_Work instruction_
Please report how many lines of the following entries hold the word "density", giving the number alone.
□ □ □ □
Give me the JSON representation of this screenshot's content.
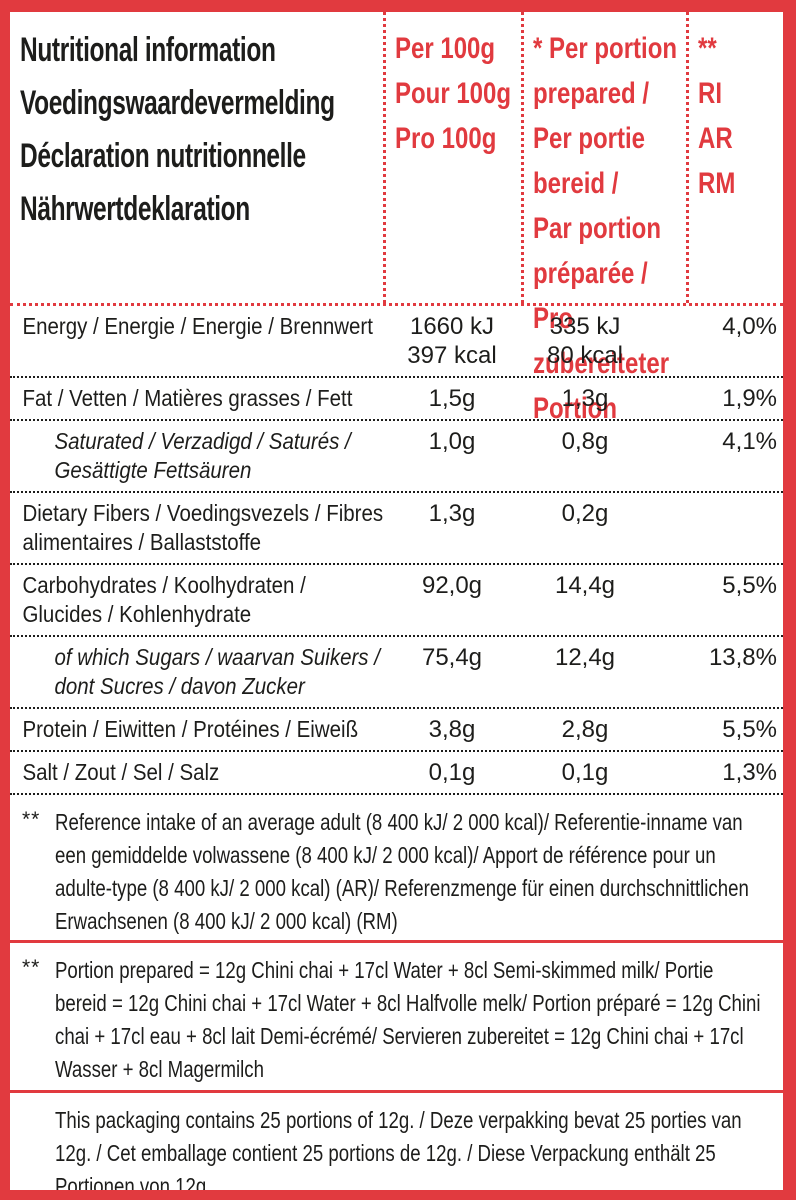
{
  "colors": {
    "accent_red": "#e13a3f",
    "text_black": "#1d1d1b"
  },
  "header": {
    "title": "Nutritional information\nVoedingswaardevermelding\nDéclaration nutritionnelle\nNährwertdeklaration",
    "per_100g": "Per 100g\nPour 100g\nPro 100g",
    "per_portion": "* Per portion\nprepared /\nPer portie\nbereid /\nPar portion\npréparée /\nPro\nzubereiteter\nPortion",
    "ri": "**\nRI\nAR\nRM"
  },
  "rows": [
    {
      "label": "Energy / Energie / Energie / Brennwert",
      "per100g": "1660 kJ\n397 kcal",
      "portion": "335 kJ\n80 kcal",
      "ri": "4,0%",
      "sub": false,
      "lines": 2
    },
    {
      "label": "Fat / Vetten / Matières grasses / Fett",
      "per100g": "1,5g",
      "portion": "1,3g",
      "ri": "1,9%",
      "sub": false,
      "lines": 1
    },
    {
      "label": "Saturated / Verzadigd / Saturés / Gesättigte Fettsäuren",
      "per100g": "1,0g",
      "portion": "0,8g",
      "ri": "4,1%",
      "sub": true,
      "lines": 2
    },
    {
      "label": "Dietary Fibers / Voedingsvezels / Fibres alimentaires / Ballaststoffe",
      "per100g": "1,3g",
      "portion": "0,2g",
      "ri": "",
      "sub": false,
      "lines": 2
    },
    {
      "label": "Carbohydrates / Koolhydraten / Glucides / Kohlenhydrate",
      "per100g": "92,0g",
      "portion": "14,4g",
      "ri": "5,5%",
      "sub": false,
      "lines": 2
    },
    {
      "label": "of which Sugars / waarvan Suikers / dont Sucres / davon Zucker",
      "per100g": "75,4g",
      "portion": "12,4g",
      "ri": "13,8%",
      "sub": true,
      "lines": 2
    },
    {
      "label": "Protein / Eiwitten / Protéines / Eiweiß",
      "per100g": "3,8g",
      "portion": "2,8g",
      "ri": "5,5%",
      "sub": false,
      "lines": 1
    },
    {
      "label": "Salt / Zout / Sel / Salz",
      "per100g": "0,1g",
      "portion": "0,1g",
      "ri": "1,3%",
      "sub": false,
      "lines": 1
    }
  ],
  "footnotes": [
    {
      "marker": "**",
      "text": "Reference intake of an average adult (8 400 kJ/ 2 000 kcal)/ Referentie-inname van een gemiddelde volwassene (8 400 kJ/ 2 000 kcal)/ Apport de référence pour un adulte-type (8 400 kJ/ 2 000 kcal) (AR)/ Referenzmenge für einen durchschnittlichen Erwachsenen (8 400 kJ/ 2 000 kcal) (RM)"
    },
    {
      "marker": "**",
      "text": "Portion prepared = 12g Chini chai + 17cl Water + 8cl Semi-skimmed milk/ Portie bereid = 12g Chini chai + 17cl Water + 8cl Halfvolle melk/ Portion préparé = 12g Chini chai + 17cl eau + 8cl lait Demi-écrémé/ Servieren zubereitet = 12g Chini chai + 17cl Wasser + 8cl Magermilch"
    },
    {
      "marker": "",
      "text": "This packaging contains 25 portions of 12g. / Deze verpakking bevat 25 porties van 12g. / Cet emballage contient 25 portions de 12g. / Diese Verpackung enthält 25 Portionen von 12g."
    }
  ]
}
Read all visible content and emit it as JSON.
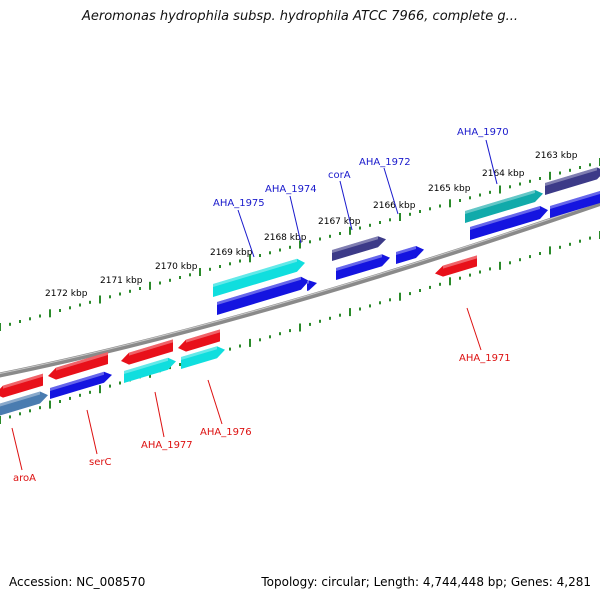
{
  "title": "Aeromonas hydrophila subsp. hydrophila ATCC 7966, complete g...",
  "footer": {
    "accession": "Accession: NC_008570",
    "topology": "Topology: circular; Length: 4,744,448 bp; Genes: 4,281"
  },
  "colors": {
    "red": "#e8101a",
    "cyan": "#10dede",
    "blue": "#1414e0",
    "navy": "#3c3a88",
    "steel": "#4a7cb0",
    "teal": "#11aaaa",
    "backbone": "#808080",
    "ticks": "#2a8a2a",
    "label_blue": "#1a1acc",
    "label_red": "#dd1111"
  },
  "ticks": [
    "2163 kbp",
    "2164 kbp",
    "2165 kbp",
    "2166 kbp",
    "2167 kbp",
    "2168 kbp",
    "2169 kbp",
    "2170 kbp",
    "2171 kbp",
    "2172 kbp"
  ],
  "genes_top": [
    "AHA_1970",
    "AHA_1972",
    "corA",
    "AHA_1974",
    "AHA_1975"
  ],
  "genes_bottom": [
    "AHA_1971",
    "AHA_1976",
    "AHA_1977",
    "serC",
    "aroA"
  ]
}
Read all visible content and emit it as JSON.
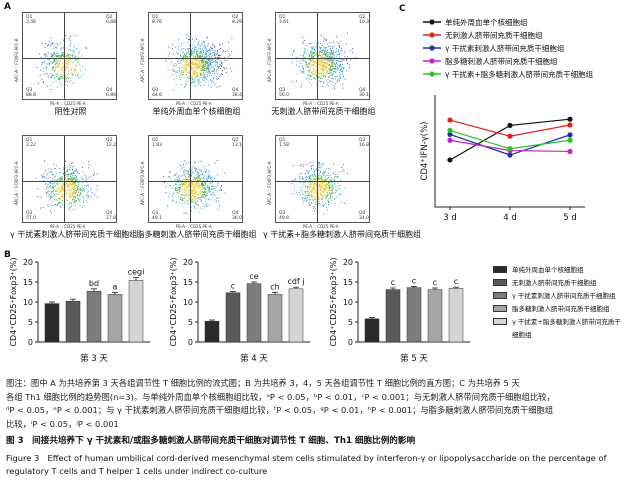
{
  "panelA": {
    "letter": "A",
    "x_axis_label": "PE-A :: CD25 PE-A",
    "y_axis_label": "APC-A :: FOXP3 APC-A",
    "plots": [
      {
        "caption": "阴性对照",
        "q1": "Q1",
        "q2": "Q2",
        "q3": "Q3",
        "q4": "Q4",
        "v1": "3.46",
        "v2": "0.88",
        "v3": "88.8",
        "v4": "6.86",
        "density": 0.35
      },
      {
        "caption": "单纯外周血单个核细胞组",
        "q1": "Q1",
        "q2": "Q2",
        "q3": "Q3",
        "q4": "Q4",
        "v1": "8.76",
        "v2": "8.29",
        "v3": "44.6",
        "v4": "38.4",
        "density": 0.9
      },
      {
        "caption": "无刺激人脐带间充质干细胞组",
        "q1": "Q1",
        "q2": "Q2",
        "q3": "Q3",
        "q4": "Q4",
        "v1": "3.61",
        "v2": "10.3",
        "v3": "56.0",
        "v4": "30.1",
        "density": 0.75
      },
      {
        "caption": "γ 干扰素刺激人脐带间充质干细胞组",
        "q1": "Q1",
        "q2": "Q2",
        "q3": "Q3",
        "q4": "Q4",
        "v1": "2.22",
        "v2": "12.2",
        "v3": "57.0",
        "v4": "27.8",
        "density": 0.6
      },
      {
        "caption": "脂多糖刺激人脐带间充质干细胞组",
        "q1": "Q1",
        "q2": "Q2",
        "q3": "Q3",
        "q4": "Q4",
        "v1": "1.83",
        "v2": "13.1",
        "v3": "49.1",
        "v4": "36.0",
        "density": 0.65
      },
      {
        "caption": "γ 干扰素+脂多糖刺激人脐带间充质干细胞组",
        "q1": "Q1",
        "q2": "Q2",
        "q3": "Q3",
        "q4": "Q4",
        "v1": "1.58",
        "v2": "16.8",
        "v3": "49.8",
        "v4": "34.0",
        "density": 0.55
      }
    ]
  },
  "chart_data": [
    {
      "type": "bar",
      "panel": "B",
      "title": "第 3 天",
      "ylabel": "CD4⁺CD25⁺Foxp3⁺(%)",
      "ylim": [
        0,
        20
      ],
      "yticks": [
        "0",
        "5",
        "10",
        "15",
        "20"
      ],
      "categories": [
        "单纯外周血单个核细胞组",
        "无刺激人脐带间充质干细胞组",
        "γ 干扰素刺激人脐带间充质干细胞组",
        "脂多糖刺激人脐带间充质干细胞组",
        "γ 干扰素+脂多糖刺激人脐带间充质干细胞组"
      ],
      "values": [
        9.6,
        10.2,
        12.7,
        11.9,
        15.4
      ],
      "errors": [
        0.4,
        0.5,
        0.6,
        0.5,
        0.7
      ],
      "labels": [
        "",
        "",
        "bd",
        "a",
        "cegi"
      ],
      "colors": [
        "#2b2b2b",
        "#5a5a5a",
        "#7d7d7d",
        "#a6a6a6",
        "#d4d4d4"
      ]
    },
    {
      "type": "bar",
      "panel": "B",
      "title": "第 4 天",
      "ylabel": "CD4⁺CD25⁺Foxp3⁺(%)",
      "ylim": [
        0,
        20
      ],
      "yticks": [
        "0",
        "5",
        "10",
        "15",
        "20"
      ],
      "categories": [
        "单纯外周血单个核细胞组",
        "无刺激人脐带间充质干细胞组",
        "γ 干扰素刺激人脐带间充质干细胞组",
        "脂多糖刺激人脐带间充质干细胞组",
        "γ 干扰素+脂多糖刺激人脐带间充质干细胞组"
      ],
      "values": [
        5.2,
        12.3,
        14.6,
        11.9,
        13.3
      ],
      "errors": [
        0.3,
        0.3,
        0.4,
        0.5,
        0.4
      ],
      "labels": [
        "",
        "c",
        "ce",
        "ch",
        "cdf j"
      ],
      "colors": [
        "#2b2b2b",
        "#5a5a5a",
        "#7d7d7d",
        "#a6a6a6",
        "#d4d4d4"
      ]
    },
    {
      "type": "bar",
      "panel": "B",
      "title": "第 5 天",
      "ylabel": "CD4⁺CD25⁺Foxp3⁺(%)",
      "ylim": [
        0,
        20
      ],
      "yticks": [
        "0",
        "5",
        "10",
        "15",
        "20"
      ],
      "categories": [
        "单纯外周血单个核细胞组",
        "无刺激人脐带间充质干细胞组",
        "γ 干扰素刺激人脐带间充质干细胞组",
        "脂多糖刺激人脐带间充质干细胞组",
        "γ 干扰素+脂多糖刺激人脐带间充质干细胞组"
      ],
      "values": [
        5.8,
        13.1,
        13.6,
        13.1,
        13.4
      ],
      "errors": [
        0.3,
        0.4,
        0.3,
        0.4,
        0.3
      ],
      "labels": [
        "",
        "c",
        "c",
        "c",
        "c"
      ],
      "colors": [
        "#2b2b2b",
        "#5a5a5a",
        "#7d7d7d",
        "#a6a6a6",
        "#d4d4d4"
      ]
    },
    {
      "type": "line",
      "panel": "C",
      "title": "",
      "ylabel": "CD4⁺IFN-γ(%)",
      "ylim": [
        0,
        25
      ],
      "x": [
        "3 d",
        "4 d",
        "5 d"
      ],
      "series": [
        {
          "name": "单纯外周血单个核细胞组",
          "values": [
            10.5,
            18.2,
            19.6
          ],
          "color": "#111111"
        },
        {
          "name": "无刺激人脐带间充质干细胞组",
          "values": [
            19.4,
            15.8,
            18.3
          ],
          "color": "#e0201a"
        },
        {
          "name": "γ 干扰素刺激人脐带间充质干细胞组",
          "values": [
            16.2,
            11.6,
            16.1
          ],
          "color": "#1f2fa8"
        },
        {
          "name": "脂多糖刺激人脐带间充质干细胞组",
          "values": [
            14.9,
            12.6,
            12.4
          ],
          "color": "#c021c8"
        },
        {
          "name": "γ 干扰素+脂多糖刺激人脐带间充质干细胞组",
          "values": [
            17.1,
            13.0,
            14.9
          ],
          "color": "#2fbf2f"
        }
      ]
    }
  ],
  "panelB": {
    "letter": "B"
  },
  "panelC": {
    "letter": "C"
  },
  "legend": [
    {
      "label": "单纯外周血单个核细胞组",
      "color": "#2b2b2b"
    },
    {
      "label": "无刺激人脐带间充质干细胞组",
      "color": "#5a5a5a"
    },
    {
      "label": "γ 干扰素刺激人脐带间充质干细胞组",
      "color": "#7d7d7d"
    },
    {
      "label": "脂多糖刺激人脐带间充质干细胞组",
      "color": "#a6a6a6"
    },
    {
      "label": "γ 干扰素+脂多糖刺激人脐带间充质干",
      "color": "#d4d4d4"
    },
    {
      "label": "细胞组",
      "color": ""
    }
  ],
  "notes": [
    "图注：图中 A 为共培养第 3 天各组调节性 T 细胞比例的流式图；B 为共培养 3，4，5 天各组调节性 T 细胞比例的直方图；C 为共培养 5 天",
    "各组 Th1 细胞比例的趋势图(n=3)。与单纯外周血单个核细胞组比较，ᵃP < 0.05，ᵇP < 0.01，ᶜP < 0.001；与无刺激人脐带间充质干细胞组比较，",
    "ᵈP < 0.05，ᵉP < 0.001；与 γ 干扰素刺激人脐带间充质干细胞组比较，ᶠP < 0.05，ᵍP < 0.01，ʰP < 0.001；与脂多糖刺激人脐带间充质干细胞组",
    "比较，ⁱP < 0.05，ʲP < 0.001"
  ],
  "caption_cn": "图 3　间接共培养下 γ 干扰素和/或脂多糖刺激人脐带间充质干细胞对调节性 T 细胞、Th1 细胞比例的影响",
  "caption_en": "Figure 3　Effect of human umbilical cord-derived mesenchymal stem cells stimulated by interferon-γ or lipopolysaccharide on the percentage of regulatory T cells and T helper 1 cells under indirect co-culture"
}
□ □ □ □
_Written solution_
6